[Exercise directions] Output every record word for word.

>> BEGIN

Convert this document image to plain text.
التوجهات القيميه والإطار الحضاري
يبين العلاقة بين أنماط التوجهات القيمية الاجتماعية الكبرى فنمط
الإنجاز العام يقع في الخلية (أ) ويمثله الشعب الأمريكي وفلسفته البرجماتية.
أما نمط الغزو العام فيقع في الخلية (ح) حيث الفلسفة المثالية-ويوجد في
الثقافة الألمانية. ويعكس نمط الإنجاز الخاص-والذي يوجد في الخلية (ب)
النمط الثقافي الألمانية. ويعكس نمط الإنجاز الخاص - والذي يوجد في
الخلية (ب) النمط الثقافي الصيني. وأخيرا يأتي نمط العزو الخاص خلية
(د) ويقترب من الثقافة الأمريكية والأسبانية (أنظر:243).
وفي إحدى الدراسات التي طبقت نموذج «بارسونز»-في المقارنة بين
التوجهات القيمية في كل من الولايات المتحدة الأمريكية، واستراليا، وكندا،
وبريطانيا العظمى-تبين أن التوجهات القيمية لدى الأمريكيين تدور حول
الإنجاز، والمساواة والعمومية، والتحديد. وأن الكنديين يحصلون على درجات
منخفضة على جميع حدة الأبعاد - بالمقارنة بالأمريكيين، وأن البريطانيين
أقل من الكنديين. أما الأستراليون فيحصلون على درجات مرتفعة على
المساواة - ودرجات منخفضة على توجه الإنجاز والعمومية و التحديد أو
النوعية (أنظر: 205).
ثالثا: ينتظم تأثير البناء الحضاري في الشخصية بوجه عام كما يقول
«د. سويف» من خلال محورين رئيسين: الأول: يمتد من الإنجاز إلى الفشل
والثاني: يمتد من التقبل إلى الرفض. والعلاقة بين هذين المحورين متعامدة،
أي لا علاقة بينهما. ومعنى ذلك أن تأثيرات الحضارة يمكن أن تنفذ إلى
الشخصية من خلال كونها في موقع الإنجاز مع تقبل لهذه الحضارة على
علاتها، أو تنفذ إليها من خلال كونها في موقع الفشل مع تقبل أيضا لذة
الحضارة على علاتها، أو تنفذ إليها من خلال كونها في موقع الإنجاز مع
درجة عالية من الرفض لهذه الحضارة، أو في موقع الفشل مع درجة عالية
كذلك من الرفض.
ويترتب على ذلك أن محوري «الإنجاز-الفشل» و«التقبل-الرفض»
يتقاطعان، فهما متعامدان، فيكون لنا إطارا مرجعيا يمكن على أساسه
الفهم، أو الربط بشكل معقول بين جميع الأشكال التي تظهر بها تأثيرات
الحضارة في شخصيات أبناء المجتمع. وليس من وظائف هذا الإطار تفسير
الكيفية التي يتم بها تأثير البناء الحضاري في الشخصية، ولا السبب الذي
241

>> END

[The solution]
Convert this document image to plain text.
التوجهات القيميه والإطار الحضاري
يبين العلاقة بين أنماط التوجهات القيمية الاجتماعية الكبرى فنمط
الإنجاز العام يقع في الخلية (أ) ويمثله الشعب الأمريكي وفلسفته البرجماتية.
أما نمط الغزو العام فيقع في الخلية (ح) حيث الفلسفة المثالية-ويوجد في
الثقافة الألمانية. ويعكس نمط الإنجاز الخاص-والذي يوجد في الخلية (ب)
النمط الثقافي الألمانية. ويعكس نمط الإنجاز الخاص - والذي يوجد في
الخلية (ب) النمط الثقافي الصيني. وأخيرا يأتي نمط العزو الخاص خلية
(د) ويقترب من الثقافة الأمريكية والأسبانية (أنظر:243).
وفي إحدى الدراسات التي طبقت نموذج «بارسونز»-في المقارنة بين
التوجهات القيمية في كل من الولايات المتحدة الأمريكية، واستراليا، وكندا،
وبريطانيا العظمى-تبين أن التوجهات القيمية لدى الأمريكيين تدور حول
الإنجاز، والمساواة والعمومية، والتحديد. وأن الكنديين يحصلون على درجات
منخفضة على جميع حدة الأبعاد - بالمقارنة بالأمريكيين، وأن البريطانيين
أقل من الكنديين. أما الأستراليون فيحصلون على درجات مرتفعة على
المساواة - ودرجات منخفضة على توجه الإنجاز والعمومية و التحديد أو
النوعية (أنظر: 205).
ثالثا: ينتظم تأثير البناء الحضاري في الشخصية بوجه عام كما يقول
«د. سويف» من خلال محورين رئيسين: الأول: يمتد من الإنجاز إلى الفشل
والثاني: يمتد من التقبل إلى الرفض. والعلاقة بين هذين المحورين متعامدة،
أي لا علاقة بينهما. ومعنى ذلك أن تأثيرات الحضارة يمكن أن تنفذ إلى
الشخصية من خلال كونها في موقع الإنجاز مع تقبل لهذه الحضارة على
علاتها، أو تنفذ إليها من خلال كونها في موقع الفشل مع تقبل أيضا لذة
الحضارة على علاتها، أو تنفذ إليها من خلال كونها في موقع الإنجاز مع
درجة عالية من الرفض لهذه الحضارة، أو في موقع الفشل مع درجة عالية
كذلك من الرفض.
ويترتب على ذلك أن محوري «الإنجاز-الفشل» و«التقبل-الرفض»
يتقاطعان، فهما متعامدان، فيكون لنا إطارا مرجعيا يمكن على أساسه
الفهم، أو الربط بشكل معقول بين جميع الأشكال التي تظهر بها تأثيرات
الحضارة في شخصيات أبناء المجتمع. وليس من وظائف هذا الإطار تفسير
الكيفية التي يتم بها تأثير البناء الحضاري في الشخصية، ولا السبب الذي
241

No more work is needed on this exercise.